Work out how many lines of the records contain "muhim". Answer with the number and nothing else.
>> start Material to process
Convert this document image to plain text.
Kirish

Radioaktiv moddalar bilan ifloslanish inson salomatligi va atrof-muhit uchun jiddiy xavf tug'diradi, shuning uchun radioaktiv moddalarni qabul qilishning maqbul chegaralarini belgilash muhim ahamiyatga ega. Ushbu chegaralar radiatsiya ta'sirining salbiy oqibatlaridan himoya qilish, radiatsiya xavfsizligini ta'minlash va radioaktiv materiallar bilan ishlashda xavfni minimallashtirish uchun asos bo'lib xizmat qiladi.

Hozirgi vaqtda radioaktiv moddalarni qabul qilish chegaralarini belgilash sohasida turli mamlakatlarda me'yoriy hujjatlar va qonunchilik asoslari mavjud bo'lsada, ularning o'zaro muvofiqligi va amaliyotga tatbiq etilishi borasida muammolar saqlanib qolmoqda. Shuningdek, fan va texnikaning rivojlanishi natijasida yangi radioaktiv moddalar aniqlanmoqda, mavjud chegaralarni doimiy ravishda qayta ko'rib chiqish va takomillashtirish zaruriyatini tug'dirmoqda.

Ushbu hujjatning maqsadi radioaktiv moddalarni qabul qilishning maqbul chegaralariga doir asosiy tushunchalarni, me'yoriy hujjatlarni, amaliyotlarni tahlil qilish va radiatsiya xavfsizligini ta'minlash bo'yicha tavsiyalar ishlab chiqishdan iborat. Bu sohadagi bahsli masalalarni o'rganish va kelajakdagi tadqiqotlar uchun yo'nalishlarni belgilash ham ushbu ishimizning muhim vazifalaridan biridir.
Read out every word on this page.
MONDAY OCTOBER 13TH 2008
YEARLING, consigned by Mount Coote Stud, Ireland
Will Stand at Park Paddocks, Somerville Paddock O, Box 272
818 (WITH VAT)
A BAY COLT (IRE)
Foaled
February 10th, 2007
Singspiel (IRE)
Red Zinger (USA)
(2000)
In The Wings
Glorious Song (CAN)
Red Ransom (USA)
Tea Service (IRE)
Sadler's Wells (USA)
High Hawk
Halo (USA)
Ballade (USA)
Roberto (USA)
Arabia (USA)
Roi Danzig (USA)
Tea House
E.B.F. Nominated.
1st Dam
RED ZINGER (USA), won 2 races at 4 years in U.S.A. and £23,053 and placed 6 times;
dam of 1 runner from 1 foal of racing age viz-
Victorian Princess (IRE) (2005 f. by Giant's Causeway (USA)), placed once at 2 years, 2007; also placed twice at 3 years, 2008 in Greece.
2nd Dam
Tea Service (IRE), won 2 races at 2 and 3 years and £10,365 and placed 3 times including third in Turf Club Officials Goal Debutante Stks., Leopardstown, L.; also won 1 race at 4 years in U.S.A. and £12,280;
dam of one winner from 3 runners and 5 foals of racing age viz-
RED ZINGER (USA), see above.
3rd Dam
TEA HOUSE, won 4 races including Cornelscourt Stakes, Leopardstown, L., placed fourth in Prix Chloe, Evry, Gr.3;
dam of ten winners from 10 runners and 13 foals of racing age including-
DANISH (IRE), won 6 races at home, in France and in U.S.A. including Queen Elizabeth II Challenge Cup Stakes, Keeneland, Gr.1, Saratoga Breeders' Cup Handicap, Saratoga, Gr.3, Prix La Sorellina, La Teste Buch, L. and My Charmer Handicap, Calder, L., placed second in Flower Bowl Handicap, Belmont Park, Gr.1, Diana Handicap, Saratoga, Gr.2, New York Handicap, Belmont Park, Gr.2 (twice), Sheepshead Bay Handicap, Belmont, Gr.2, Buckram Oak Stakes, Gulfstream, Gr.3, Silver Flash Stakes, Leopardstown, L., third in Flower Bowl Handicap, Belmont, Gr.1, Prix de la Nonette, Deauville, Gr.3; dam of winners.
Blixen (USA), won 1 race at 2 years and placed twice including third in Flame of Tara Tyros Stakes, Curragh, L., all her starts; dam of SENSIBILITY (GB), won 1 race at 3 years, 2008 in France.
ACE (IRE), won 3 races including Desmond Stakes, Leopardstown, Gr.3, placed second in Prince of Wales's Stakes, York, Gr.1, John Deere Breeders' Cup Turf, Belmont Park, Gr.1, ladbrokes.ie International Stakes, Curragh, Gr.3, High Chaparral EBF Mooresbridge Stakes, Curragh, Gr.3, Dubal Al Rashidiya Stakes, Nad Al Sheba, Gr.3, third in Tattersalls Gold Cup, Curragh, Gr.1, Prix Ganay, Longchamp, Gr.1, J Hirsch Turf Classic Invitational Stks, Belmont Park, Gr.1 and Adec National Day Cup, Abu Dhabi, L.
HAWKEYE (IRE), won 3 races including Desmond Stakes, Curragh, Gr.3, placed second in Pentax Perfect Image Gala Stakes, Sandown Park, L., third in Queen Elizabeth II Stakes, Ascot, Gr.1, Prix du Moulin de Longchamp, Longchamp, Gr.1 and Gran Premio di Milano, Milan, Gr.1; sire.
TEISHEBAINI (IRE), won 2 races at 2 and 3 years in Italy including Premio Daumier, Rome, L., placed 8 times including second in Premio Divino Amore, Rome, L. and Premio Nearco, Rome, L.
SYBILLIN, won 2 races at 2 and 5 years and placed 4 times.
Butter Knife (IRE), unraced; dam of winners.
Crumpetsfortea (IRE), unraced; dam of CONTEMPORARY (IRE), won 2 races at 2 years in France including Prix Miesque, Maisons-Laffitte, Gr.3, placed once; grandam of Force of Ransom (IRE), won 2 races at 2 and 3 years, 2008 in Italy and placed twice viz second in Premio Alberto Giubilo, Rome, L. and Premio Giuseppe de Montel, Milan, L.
>> end Material to process
# In response
2